- GIVEN INFORMATION -
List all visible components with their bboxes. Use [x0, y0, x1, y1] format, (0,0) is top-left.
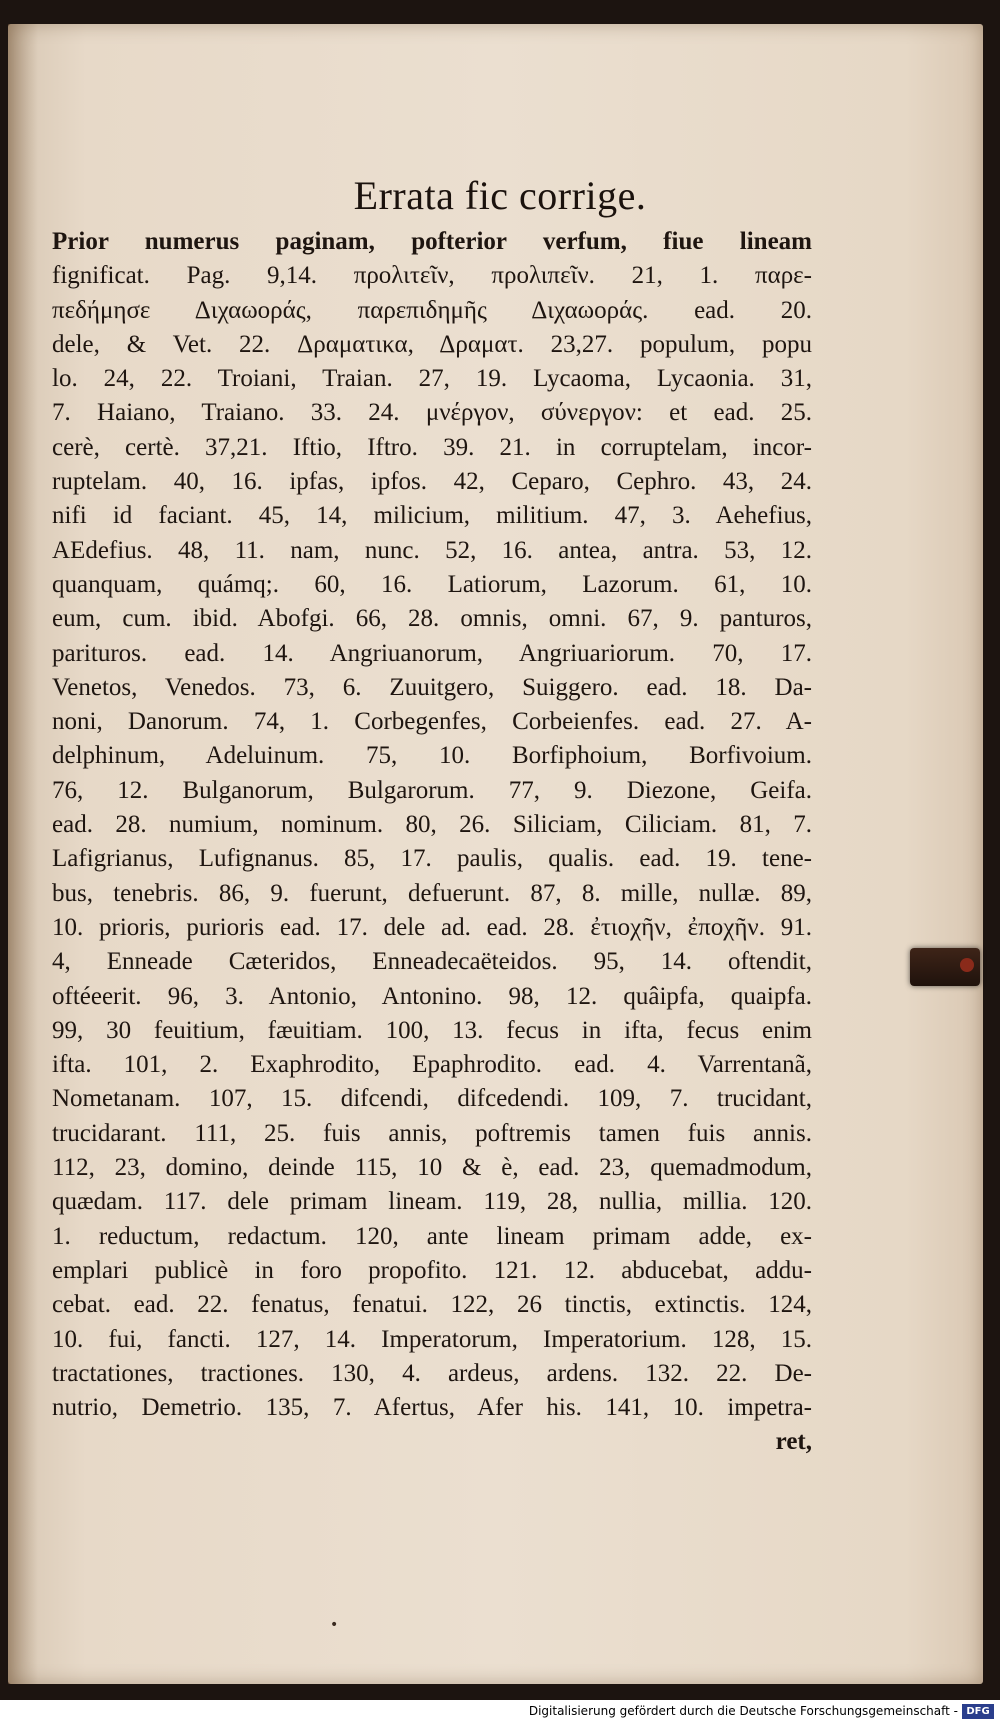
text-line: delphinum, Adeluinum. 75, 10. Borfiphoium, Borfivoium.	[52, 742, 812, 770]
text-line: πεδήμησε Διχαωοράς, παρεπιδημῆς Διχαωοράς. ead. 20.	[52, 296, 812, 324]
text-line: ead. 28. numium, nominum. 80, 26. Siliciam, Ciliciam. 81, 7.	[52, 811, 812, 839]
text-line: quanquam, quámq;. 60, 16. Latiorum, Lazorum. 61, 10.	[52, 570, 812, 598]
text-line: nifi id faciant. 45, 14, milicium, militium. 47, 3. Aehefius,	[52, 502, 812, 530]
text-line: 1. reductum, redactum. 120, ante lineam primam adde, ex-	[52, 1222, 812, 1250]
text-line: oftéeerit. 96, 3. Antonio, Antonino. 98, 12. quâipfa, quaipfa.	[52, 982, 812, 1010]
text-line: cebat. ead. 22. fenatus, fenatui. 122, 26 tinctis, extinctis. 124,	[52, 1291, 812, 1319]
text-line: bus, tenebris. 86, 9. fuerunt, defuerunt. 87, 8. mille, nullæ. 89,	[52, 879, 812, 907]
text-line: 99, 30 feuitium, fæuitiam. 100, 13. fecus in ifta, fecus enim	[52, 1016, 812, 1044]
catchword: ret,	[775, 1428, 812, 1456]
text-line: fignificat. Pag. 9,14. προλιτεῖν, προλιπεῖν. 21, 1. παρε-	[52, 262, 812, 290]
book-clasp	[910, 948, 980, 986]
text-line: dele, & Vet. 22. Δραματικα, Δραματ. 23,27. populum, popu	[52, 330, 812, 358]
text-line: 4, Enneade Cæteridos, Enneadecaëteidos. 95, 14. oftendit,	[52, 948, 812, 976]
text-line: AEdefius. 48, 11. nam, nunc. 52, 16. antea, antra. 53, 12.	[52, 536, 812, 564]
text-line: Lafigrianus, Lufignanus. 85, 17. paulis, qualis. ead. 19. tene-	[52, 845, 812, 873]
text-line: 112, 23, domino, deinde 115, 10 & è, ead. 23, quemadmodum,	[52, 1154, 812, 1182]
footer-bar	[0, 1700, 1000, 1724]
page-heading: Errata fic corrige.	[353, 173, 647, 218]
text-line: lo. 24, 22. Troiani, Traian. 27, 19. Lycaoma, Lycaonia. 31,	[52, 365, 812, 393]
dfg-logo: DFG	[962, 1704, 994, 1719]
footer-credit: Digitalisierung gefördert durch die Deutsche Forschungsgemeinschaft -	[528, 1704, 958, 1718]
text-line: parituros. ead. 14. Angriuanorum, Angriuariorum. 70, 17.	[52, 639, 812, 667]
text-line: 10. fui, fancti. 127, 14. Imperatorum, Imperatorium. 128, 15.	[52, 1325, 812, 1353]
text-line: ruptelam. 40, 16. ipfas, ipfos. 42, Ceparo, Cephro. 43, 24.	[52, 468, 812, 496]
ink-spot-icon: •	[330, 1617, 339, 1633]
text-line: quædam. 117. dele primam lineam. 119, 28, nullia, millia. 120.	[52, 1188, 812, 1216]
text-line: tractationes, tractiones. 130, 4. ardeus, ardens. 132. 22. De-	[52, 1359, 812, 1387]
text-line: nutrio, Demetrio. 135, 7. Afertus, Afer his. 141, 10. impetra-	[52, 1394, 812, 1422]
text-line: emplari publicè in foro propofito. 121. 12. abducebat, addu-	[52, 1256, 812, 1284]
text-line: noni, Danorum. 74, 1. Corbegenfes, Corbeienfes. ead. 27. A-	[52, 708, 812, 736]
text-line: 7. Haiano, Traiano. 33. 24. μνέργον, σύνεργον: et ead. 25.	[52, 399, 812, 427]
text-line: Nometanam. 107, 15. difcendi, difcedendi. 109, 7. trucidant,	[52, 1085, 812, 1113]
text-line: trucidarant. 111, 25. fuis annis, poftremis tamen fuis annis.	[52, 1119, 812, 1147]
text-line: 10. prioris, purioris ead. 17. dele ad. ead. 28. ἐτιοχῆν, ἐποχῆν. 91.	[52, 913, 812, 941]
text-line: Prior numerus paginam, pofterior verfum, fiue lineam	[52, 228, 812, 255]
text-line: eum, cum. ibid. Abofgi. 66, 28. omnis, omni. 67, 9. panturos,	[52, 605, 812, 633]
text-line: ifta. 101, 2. Exaphrodito, Epaphrodito. ead. 4. Varrentanã,	[52, 1051, 812, 1079]
errata-text-block	[52, 225, 812, 1460]
text-line: Venetos, Venedos. 73, 6. Zuuitgero, Suiggero. ead. 18. Da-	[52, 673, 812, 701]
text-line: cerè, certè. 37,21. Iftio, Iftro. 39. 21. in corruptelam, incor-	[52, 433, 812, 461]
text-line: 76, 12. Bulganorum, Bulgarorum. 77, 9. Diezone, Geifa.	[52, 776, 812, 804]
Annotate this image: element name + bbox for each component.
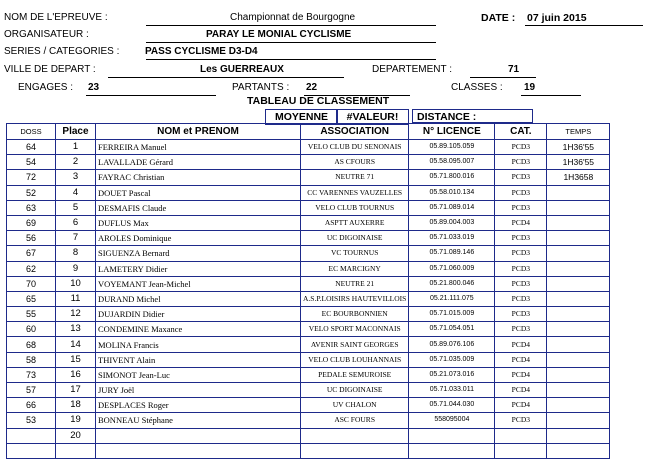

- TASK DESCRIPTION -
Rewrite all the lines above, putting "body-line" wherever "text-line" appears and keeping everything else the same. Leave the pictures out.

- SOLUTION FOR THIS TASK -
List all visible components with their bboxes. Use [x0, y0, x1, y1] format, (0,0) is top-left.
body-line: delphinum, Adeluinum. 75, 10. Borfiphoium, Borfivoium.	[52, 742, 812, 770]
body-line: πεδήμησε Διχαωοράς, παρεπιδημῆς Διχαωοράς. ead. 20.	[52, 296, 812, 324]
body-line: ead. 28. numium, nominum. 80, 26. Siliciam, Ciliciam. 81, 7.	[52, 811, 812, 839]
body-line: quanquam, quámq;. 60, 16. Latiorum, Lazorum. 61, 10.	[52, 570, 812, 598]
body-line: nifi id faciant. 45, 14, milicium, militium. 47, 3. Aehefius,	[52, 502, 812, 530]
body-line: 1. reductum, redactum. 120, ante lineam primam adde, ex-	[52, 1222, 812, 1250]
body-line: oftéeerit. 96, 3. Antonio, Antonino. 98, 12. quâipfa, quaipfa.	[52, 982, 812, 1010]
body-line: cebat. ead. 22. fenatus, fenatui. 122, 26 tinctis, extinctis. 124,	[52, 1291, 812, 1319]
body-line: bus, tenebris. 86, 9. fuerunt, defuerunt. 87, 8. mille, nullæ. 89,	[52, 879, 812, 907]
body-line: 99, 30 feuitium, fæuitiam. 100, 13. fecus in ifta, fecus enim	[52, 1016, 812, 1044]
catchword: ret,	[775, 1428, 812, 1456]
body-line: fignificat. Pag. 9,14. προλιτεῖν, προλιπεῖν. 21, 1. παρε-	[52, 262, 812, 290]
book-clasp	[910, 948, 980, 986]
body-line: dele, & Vet. 22. Δραματικα, Δραματ. 23,27. populum, popu	[52, 330, 812, 358]
body-line: 4, Enneade Cæteridos, Enneadecaëteidos. 95, 14. oftendit,	[52, 948, 812, 976]
body-line: AEdefius. 48, 11. nam, nunc. 52, 16. antea, antra. 53, 12.	[52, 536, 812, 564]
body-line: Lafigrianus, Lufignanus. 85, 17. paulis, qualis. ead. 19. tene-	[52, 845, 812, 873]
body-line: 112, 23, domino, deinde 115, 10 & è, ead. 23, quemadmodum,	[52, 1154, 812, 1182]
footer-bar	[0, 1700, 1000, 1724]
page-heading: Errata fic corrige.	[353, 173, 647, 218]
body-line: lo. 24, 22. Troiani, Traian. 27, 19. Lycaoma, Lycaonia. 31,	[52, 365, 812, 393]
dfg-logo: DFG	[962, 1704, 994, 1719]
footer-credit: Digitalisierung gefördert durch die Deutsche Forschungsgemeinschaft -	[528, 1704, 958, 1718]
body-line: parituros. ead. 14. Angriuanorum, Angriuariorum. 70, 17.	[52, 639, 812, 667]
body-line: 10. fui, fancti. 127, 14. Imperatorum, Imperatorium. 128, 15.	[52, 1325, 812, 1353]
body-line: ruptelam. 40, 16. ipfas, ipfos. 42, Ceparo, Cephro. 43, 24.	[52, 468, 812, 496]
ink-spot-icon: •	[330, 1617, 339, 1633]
body-line: quædam. 117. dele primam lineam. 119, 28, nullia, millia. 120.	[52, 1188, 812, 1216]
body-line: tractationes, tractiones. 130, 4. ardeus, ardens. 132. 22. De-	[52, 1359, 812, 1387]
body-line: nutrio, Demetrio. 135, 7. Afertus, Afer his. 141, 10. impetra-	[52, 1394, 812, 1422]
body-line: emplari publicè in foro propofito. 121. 12. abducebat, addu-	[52, 1256, 812, 1284]
body-line: noni, Danorum. 74, 1. Corbegenfes, Corbeienfes. ead. 27. A-	[52, 708, 812, 736]
body-line: 7. Haiano, Traiano. 33. 24. μνέργον, σύνεργον: et ead. 25.	[52, 399, 812, 427]
body-line: Nometanam. 107, 15. difcendi, difcedendi. 109, 7. trucidant,	[52, 1085, 812, 1113]
body-line: trucidarant. 111, 25. fuis annis, poftremis tamen fuis annis.	[52, 1119, 812, 1147]
body-line: 10. prioris, purioris ead. 17. dele ad. ead. 28. ἐτιοχῆν, ἐποχῆν. 91.	[52, 913, 812, 941]
body-line: Prior numerus paginam, pofterior verfum, fiue lineam	[52, 228, 812, 255]
body-line: eum, cum. ibid. Abofgi. 66, 28. omnis, omni. 67, 9. panturos,	[52, 605, 812, 633]
body-line: ifta. 101, 2. Exaphrodito, Epaphrodito. ead. 4. Varrentanã,	[52, 1051, 812, 1079]
errata-text-block	[52, 225, 812, 1460]
body-line: Venetos, Venedos. 73, 6. Zuuitgero, Suiggero. ead. 18. Da-	[52, 673, 812, 701]
body-line: cerè, certè. 37,21. Iftio, Iftro. 39. 21. in corruptelam, incor-	[52, 433, 812, 461]
body-line: 76, 12. Bulganorum, Bulgarorum. 77, 9. Diezone, Geifa.	[52, 776, 812, 804]
Annotate this image: element name + bbox for each component.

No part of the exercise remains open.